** Exercício proposto 1 **
No texto de leitura, quantos cargos de confiança o entrevistado diz existir?
** Exercício proposto 2 **
Indique se cada afirmação a seguir está de acordo com o texto de leitura, respondendo sim ou não e citando as palavras do texto que decidem. (a) Para o entrevistado, só cabe impeachment se comprovarem que a presidente cometeu algum mal feito. (b) O entrevistado considera que o Brasil ficar mais político é algo que só ocorre no país. (c) Segundo o entrevistado, a alta burocracia faz a corrupção no Brasil.

** Texto de leitura **
Não basta o nosso presidente ir para a TV e fazer uma crítica dizendo que "Olha, ela tem que mudar, tem que pedir desculpa", não tem que pedir desculpa, não, presidente tem que ingressar com várias ações para obrigar que o Estado não faça o que ele vem fazendo, isso no âmbito econômico e de infraestrutura. Sem entrar no mérito do impeachment, só cabe impeachment se de fato comprovarem que ela cometeu algum mal feito. Ninguém pode tirar a presidente por simplesmente querer, porque não gosta, isso aí é de fato papo de golpista.  Agora, se for pela tese que tem que tirar pelas péssimas medidas, escolhas econômicas, escolhas de infraestrutura, eu peço desculpa para todo mundo, teria que tirar muito governador, de quase todos os partidos políticos, muito prefeito. Será que os governantes, ainda mais aqueles que estão em reeleição ou tiveram mandato renovado só descobriram isso depois de oito anos no poder, ele acordou e alguém falou "Olha, não tem mais água"? E ele "Como não tem mais água? Eu bebi água ontem", não, claro que não. E o mais engraçado é que a população só descobriu isso depois de beber em fonte.

ConJur — O senhor acha que o Brasil está mais punitivista? Isso atinge o advogado?
Leandro Mello Frota —
Ele está mais político. Acredito que isso tem ocorrido no mundo inteiro. Existe um fenômeno, por mais transparência, um fenômeno por combate cada vez mais às corrupções, isso em todas as esferas. Nós podemos perceber que, por exemplo, aqui vamos falar da nossa operação “lava jato”. São obras não só aqui no Brasil, como em outros países. É uma prática mundial. Agora, qual o grande problema da corrupção aqui brasileira? Se parar até para ver é uma coisa até que simples, mas que as pessoas têm medo de falar, é que a alta burocracia faz a corrupção. Se há 60 mil cargos de confiança e, para tirar uma simples certidão, uma licença ambiental, por exemplo, é necessário tratar com 30 ou 40 funcionários, é óbvio que vai existir corrupção, é óbvio.

** Dados **
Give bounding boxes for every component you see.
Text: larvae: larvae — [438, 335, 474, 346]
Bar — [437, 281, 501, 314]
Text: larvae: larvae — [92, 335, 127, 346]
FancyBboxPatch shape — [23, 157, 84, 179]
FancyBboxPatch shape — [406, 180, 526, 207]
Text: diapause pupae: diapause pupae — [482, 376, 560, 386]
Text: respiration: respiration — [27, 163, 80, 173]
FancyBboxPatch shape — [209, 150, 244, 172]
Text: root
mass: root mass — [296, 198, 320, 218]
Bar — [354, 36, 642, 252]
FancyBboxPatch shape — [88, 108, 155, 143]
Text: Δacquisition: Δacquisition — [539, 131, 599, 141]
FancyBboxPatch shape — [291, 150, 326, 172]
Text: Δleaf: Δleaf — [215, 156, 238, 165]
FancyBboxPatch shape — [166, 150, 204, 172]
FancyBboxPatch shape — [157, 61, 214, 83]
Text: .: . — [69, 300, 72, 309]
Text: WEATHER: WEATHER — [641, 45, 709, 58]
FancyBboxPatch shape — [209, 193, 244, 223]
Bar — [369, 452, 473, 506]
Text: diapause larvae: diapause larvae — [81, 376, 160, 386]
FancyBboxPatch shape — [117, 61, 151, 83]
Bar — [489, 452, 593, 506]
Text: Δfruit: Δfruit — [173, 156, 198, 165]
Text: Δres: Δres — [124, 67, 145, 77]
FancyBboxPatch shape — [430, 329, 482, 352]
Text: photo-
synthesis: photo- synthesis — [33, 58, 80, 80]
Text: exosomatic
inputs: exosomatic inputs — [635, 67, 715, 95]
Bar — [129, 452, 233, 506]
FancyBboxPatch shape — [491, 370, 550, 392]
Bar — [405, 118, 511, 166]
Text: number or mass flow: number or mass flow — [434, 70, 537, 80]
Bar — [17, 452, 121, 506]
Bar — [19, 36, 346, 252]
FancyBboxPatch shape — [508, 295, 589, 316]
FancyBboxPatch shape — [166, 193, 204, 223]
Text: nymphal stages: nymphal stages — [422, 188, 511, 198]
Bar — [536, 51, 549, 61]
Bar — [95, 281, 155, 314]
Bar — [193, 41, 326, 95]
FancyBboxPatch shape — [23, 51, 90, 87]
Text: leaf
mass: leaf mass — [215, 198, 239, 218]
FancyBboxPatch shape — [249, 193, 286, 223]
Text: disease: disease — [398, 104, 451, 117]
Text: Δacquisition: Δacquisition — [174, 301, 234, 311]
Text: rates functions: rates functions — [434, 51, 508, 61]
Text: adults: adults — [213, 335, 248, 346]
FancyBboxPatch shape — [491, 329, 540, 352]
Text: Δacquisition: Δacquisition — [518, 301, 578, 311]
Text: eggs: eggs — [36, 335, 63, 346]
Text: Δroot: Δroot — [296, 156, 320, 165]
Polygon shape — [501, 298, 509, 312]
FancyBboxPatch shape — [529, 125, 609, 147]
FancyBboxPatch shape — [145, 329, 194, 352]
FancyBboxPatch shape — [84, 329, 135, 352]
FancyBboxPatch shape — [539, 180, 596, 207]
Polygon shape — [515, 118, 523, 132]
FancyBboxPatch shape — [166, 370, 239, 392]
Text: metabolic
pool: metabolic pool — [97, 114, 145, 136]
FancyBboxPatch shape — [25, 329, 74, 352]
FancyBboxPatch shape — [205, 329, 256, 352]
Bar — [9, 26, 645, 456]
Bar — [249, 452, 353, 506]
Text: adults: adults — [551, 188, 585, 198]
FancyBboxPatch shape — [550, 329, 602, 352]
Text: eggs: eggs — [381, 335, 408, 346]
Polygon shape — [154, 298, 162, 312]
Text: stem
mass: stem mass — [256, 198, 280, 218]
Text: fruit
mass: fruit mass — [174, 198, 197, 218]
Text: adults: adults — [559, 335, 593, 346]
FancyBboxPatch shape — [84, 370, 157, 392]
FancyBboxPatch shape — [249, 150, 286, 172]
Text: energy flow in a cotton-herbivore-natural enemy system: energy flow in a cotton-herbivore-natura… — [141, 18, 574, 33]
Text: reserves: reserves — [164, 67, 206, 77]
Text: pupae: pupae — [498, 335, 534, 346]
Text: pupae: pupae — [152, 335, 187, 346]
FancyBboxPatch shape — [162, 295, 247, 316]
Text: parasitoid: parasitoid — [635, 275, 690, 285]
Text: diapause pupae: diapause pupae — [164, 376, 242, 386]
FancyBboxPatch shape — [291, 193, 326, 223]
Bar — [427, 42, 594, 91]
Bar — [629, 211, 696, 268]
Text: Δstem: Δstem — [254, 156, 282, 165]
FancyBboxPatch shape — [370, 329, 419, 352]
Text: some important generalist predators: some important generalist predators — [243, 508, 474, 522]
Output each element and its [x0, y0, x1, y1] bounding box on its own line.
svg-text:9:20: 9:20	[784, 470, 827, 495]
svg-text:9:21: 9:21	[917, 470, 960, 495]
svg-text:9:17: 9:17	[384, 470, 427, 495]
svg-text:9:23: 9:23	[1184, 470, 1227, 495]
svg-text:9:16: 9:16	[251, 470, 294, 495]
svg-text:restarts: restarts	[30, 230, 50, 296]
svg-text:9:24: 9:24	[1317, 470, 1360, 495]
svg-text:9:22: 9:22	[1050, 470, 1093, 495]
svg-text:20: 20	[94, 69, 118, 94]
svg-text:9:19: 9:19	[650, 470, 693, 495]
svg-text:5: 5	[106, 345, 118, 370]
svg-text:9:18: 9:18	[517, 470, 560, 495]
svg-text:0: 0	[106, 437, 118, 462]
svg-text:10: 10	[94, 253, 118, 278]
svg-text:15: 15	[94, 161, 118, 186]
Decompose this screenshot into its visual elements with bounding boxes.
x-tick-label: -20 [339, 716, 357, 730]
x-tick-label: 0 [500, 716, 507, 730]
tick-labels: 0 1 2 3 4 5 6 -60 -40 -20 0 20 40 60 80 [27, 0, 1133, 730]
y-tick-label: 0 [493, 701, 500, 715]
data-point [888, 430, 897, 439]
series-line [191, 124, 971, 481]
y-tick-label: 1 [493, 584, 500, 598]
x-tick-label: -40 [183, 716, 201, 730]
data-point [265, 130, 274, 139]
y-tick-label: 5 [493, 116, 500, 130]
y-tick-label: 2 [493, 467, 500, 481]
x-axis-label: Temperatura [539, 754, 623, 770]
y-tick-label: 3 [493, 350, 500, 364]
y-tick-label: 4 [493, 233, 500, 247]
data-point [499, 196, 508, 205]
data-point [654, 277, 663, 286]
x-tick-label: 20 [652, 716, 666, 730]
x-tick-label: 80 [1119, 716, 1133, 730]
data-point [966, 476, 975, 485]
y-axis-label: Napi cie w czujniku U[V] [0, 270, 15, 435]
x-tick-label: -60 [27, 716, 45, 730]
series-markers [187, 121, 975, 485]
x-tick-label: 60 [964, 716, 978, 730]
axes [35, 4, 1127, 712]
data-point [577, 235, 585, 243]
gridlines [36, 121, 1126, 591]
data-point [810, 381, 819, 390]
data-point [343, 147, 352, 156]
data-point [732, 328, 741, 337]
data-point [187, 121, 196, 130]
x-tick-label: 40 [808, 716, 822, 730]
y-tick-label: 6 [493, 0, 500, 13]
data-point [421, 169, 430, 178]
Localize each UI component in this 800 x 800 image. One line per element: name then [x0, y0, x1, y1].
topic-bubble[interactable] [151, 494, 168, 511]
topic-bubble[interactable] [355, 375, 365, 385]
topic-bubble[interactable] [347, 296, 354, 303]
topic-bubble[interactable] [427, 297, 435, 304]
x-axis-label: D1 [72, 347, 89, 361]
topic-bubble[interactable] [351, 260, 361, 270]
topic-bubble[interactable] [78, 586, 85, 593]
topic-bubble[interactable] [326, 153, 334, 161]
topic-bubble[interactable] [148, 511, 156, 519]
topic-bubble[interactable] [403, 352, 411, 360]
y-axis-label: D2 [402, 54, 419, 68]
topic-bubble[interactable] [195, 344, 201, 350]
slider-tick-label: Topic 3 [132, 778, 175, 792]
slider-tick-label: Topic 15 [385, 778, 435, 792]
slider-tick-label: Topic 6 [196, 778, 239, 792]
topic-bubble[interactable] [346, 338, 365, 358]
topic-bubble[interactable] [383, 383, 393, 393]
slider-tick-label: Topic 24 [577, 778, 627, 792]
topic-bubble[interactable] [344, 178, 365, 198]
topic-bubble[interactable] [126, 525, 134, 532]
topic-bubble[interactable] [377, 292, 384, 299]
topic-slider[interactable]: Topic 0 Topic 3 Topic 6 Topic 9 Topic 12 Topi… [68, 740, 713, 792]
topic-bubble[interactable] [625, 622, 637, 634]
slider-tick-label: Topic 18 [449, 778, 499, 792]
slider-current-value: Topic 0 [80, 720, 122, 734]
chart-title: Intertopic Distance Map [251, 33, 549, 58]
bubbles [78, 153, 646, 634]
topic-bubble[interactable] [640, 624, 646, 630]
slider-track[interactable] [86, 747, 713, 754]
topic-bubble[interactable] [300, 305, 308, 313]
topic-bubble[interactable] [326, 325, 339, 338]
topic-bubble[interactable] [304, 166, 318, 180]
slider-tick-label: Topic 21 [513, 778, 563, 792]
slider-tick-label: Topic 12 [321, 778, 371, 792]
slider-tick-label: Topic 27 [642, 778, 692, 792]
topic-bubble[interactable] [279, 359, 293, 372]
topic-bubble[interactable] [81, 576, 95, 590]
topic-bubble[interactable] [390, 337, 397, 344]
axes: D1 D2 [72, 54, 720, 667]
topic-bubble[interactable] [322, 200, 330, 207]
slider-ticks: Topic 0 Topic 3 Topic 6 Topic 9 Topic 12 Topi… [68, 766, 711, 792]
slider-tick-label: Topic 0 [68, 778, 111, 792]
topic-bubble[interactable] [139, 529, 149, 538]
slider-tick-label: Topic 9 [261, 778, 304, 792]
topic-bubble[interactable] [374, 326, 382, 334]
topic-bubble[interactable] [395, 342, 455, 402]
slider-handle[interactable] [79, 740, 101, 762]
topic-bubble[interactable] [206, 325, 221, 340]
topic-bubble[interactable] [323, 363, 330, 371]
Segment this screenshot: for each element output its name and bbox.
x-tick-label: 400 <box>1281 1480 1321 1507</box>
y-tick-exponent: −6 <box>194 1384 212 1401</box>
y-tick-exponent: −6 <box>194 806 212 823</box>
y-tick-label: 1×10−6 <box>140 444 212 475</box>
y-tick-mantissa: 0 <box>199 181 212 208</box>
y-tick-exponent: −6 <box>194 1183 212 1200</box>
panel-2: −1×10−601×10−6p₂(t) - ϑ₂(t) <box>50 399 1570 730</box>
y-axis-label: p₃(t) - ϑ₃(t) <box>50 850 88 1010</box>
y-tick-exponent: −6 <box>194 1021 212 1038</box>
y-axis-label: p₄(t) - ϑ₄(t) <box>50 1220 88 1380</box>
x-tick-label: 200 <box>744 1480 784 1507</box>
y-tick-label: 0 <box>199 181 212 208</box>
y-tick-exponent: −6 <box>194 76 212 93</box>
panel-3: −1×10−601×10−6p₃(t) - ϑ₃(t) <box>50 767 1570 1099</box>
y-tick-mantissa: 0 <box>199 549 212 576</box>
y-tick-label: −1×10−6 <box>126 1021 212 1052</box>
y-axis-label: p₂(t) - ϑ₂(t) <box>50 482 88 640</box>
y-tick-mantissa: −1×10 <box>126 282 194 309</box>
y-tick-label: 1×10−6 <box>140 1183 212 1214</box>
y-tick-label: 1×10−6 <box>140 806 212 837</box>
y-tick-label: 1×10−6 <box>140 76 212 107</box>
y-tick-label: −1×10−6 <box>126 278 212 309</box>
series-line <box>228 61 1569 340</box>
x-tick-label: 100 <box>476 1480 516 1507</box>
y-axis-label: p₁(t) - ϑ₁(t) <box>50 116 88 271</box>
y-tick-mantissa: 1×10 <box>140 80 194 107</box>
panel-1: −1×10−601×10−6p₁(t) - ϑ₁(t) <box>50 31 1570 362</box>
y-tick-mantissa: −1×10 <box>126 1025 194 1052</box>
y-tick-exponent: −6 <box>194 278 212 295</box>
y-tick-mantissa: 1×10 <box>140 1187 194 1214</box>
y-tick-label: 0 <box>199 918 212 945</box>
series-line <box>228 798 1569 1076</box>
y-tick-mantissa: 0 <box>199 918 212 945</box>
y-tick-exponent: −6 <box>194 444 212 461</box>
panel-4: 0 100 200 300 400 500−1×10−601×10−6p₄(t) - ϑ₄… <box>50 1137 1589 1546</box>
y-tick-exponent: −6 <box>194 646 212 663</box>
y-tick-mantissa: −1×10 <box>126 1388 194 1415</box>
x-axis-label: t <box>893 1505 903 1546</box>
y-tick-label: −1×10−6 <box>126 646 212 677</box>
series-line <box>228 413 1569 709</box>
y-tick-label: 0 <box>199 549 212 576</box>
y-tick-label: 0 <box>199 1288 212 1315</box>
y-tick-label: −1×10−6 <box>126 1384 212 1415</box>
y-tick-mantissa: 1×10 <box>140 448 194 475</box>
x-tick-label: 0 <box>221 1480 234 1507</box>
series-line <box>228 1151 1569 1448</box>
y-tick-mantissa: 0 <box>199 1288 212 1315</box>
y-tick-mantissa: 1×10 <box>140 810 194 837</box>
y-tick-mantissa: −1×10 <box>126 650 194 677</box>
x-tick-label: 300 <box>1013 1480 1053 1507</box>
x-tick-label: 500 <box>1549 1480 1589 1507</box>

** Solução 1 **
60 mil.

** Solução 2 **
(a) Sim: "só cabe impeachment se de fato comprovarem que ela cometeu algum mal feito".
(b) Não: "Acredito que isso tem ocorrido no mundo inteiro."
(c) Sim: "é que a alta burocracia faz a corrupção".